- **WHAT IS EXPECTED**
Answer these questions using the Jam article, one answer per line:
(a) Who drives the band's minibus?
(b) How often does the telephone keep ringing?
(c) How old is Paul Weller?

- **PROVIDED TEXT**
===
Jam Springs Eternal - Bracknell Sports Centre 02/12/1977
DOWN IN WOKING at three o'clock in the afternoon the Modern World seems miles away. Outside it's icy cold, but in number 44, with the simulated log fire burning and the TV on in the corner, it's snug, warm, cosy and safe.
Like a good housewife Mrs Anne Weller (reet petite with short blonde hair and a fashionably-cut green skirt) does the ironing while the rest of us watch a silly American actress prance a poor Jane Fonda across the twenty-three-inch screen. There's a huge brown sofa dominating the shoebox room and on it are seated one international adventurer (Adrian, who drives the Jam's minibus) and one intrepid cub reporter (that's me folks) – both within gobbing distance of a photograph of Paul Weller on the mantlepiece, taken at a New York press conference.
"We've got some nice pictures of the boys, haven't we, Paul?" chatters Mrs Weller as she runs the iron over one of her son's stage shirts.
"Yeah," says Paul with what could be described as curt disinterest.
The Jam's man of the moment is squashed into a small armchair along with his girlfriend Jill. They share the worst seat in the low-lit front room and can hardly see the television set. But that hardly seems to matter for, in the privacy of Paul's one-day-off-in-ten, the couple are more interested in each other than anybody or anything else.
A Pop Star in Lurve?!? Not this time, dummy. We'll have no Rod 'n' Brit, Sid 'n' Nancying round here. Forget your media stars. This here is a normal guy with normal needs, hopes, fears and frustrations. And a steady girlfriend. He could be you. This could be your front room.
Except, the only thing makes this scene radically different from a million others spread all over suburbia is the telephone which, quite literally, keeps ringing at least once every seven minutes. Every one a Jammed line. With the band on the road the calls come from tour manager Dick Bell, from the roadcrew, from Polydor (the Jam's record company) and from their PR man Geoff Deane too. One little girl fan from Scotland calls every morning and sometimes in the afternoon too. It's enough to drive a man mad.
Mrs Weller answers them all. Only if they're really important or from personal friends does Weller actually get up himself. But even then his natural phone manner is terse and short-sentenced. Paul Weller is no smooth spieler like many of his rock contemporaries. His words are awkward and his tone is dry. In fact, his lack of recognisable rhetoric and his taciturn conversation might tempt many to pigeon-hole this nineteen-year-old from the semi-dets of Surrey as hopelessly inarticulate and pig-headed. Many would be wrong.
===
- **MATERIAL**
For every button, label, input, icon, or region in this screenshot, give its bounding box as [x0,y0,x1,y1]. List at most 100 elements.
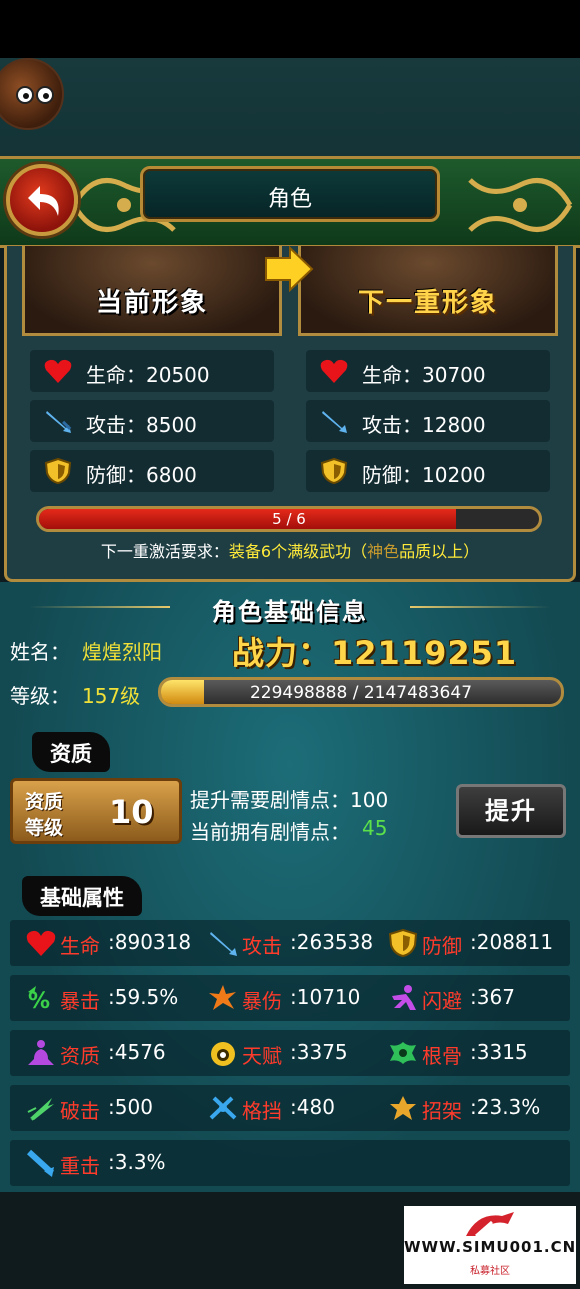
===
- **REPLY**
(a) Adrian
(b) At least once every seven minutes
(c) Nineteen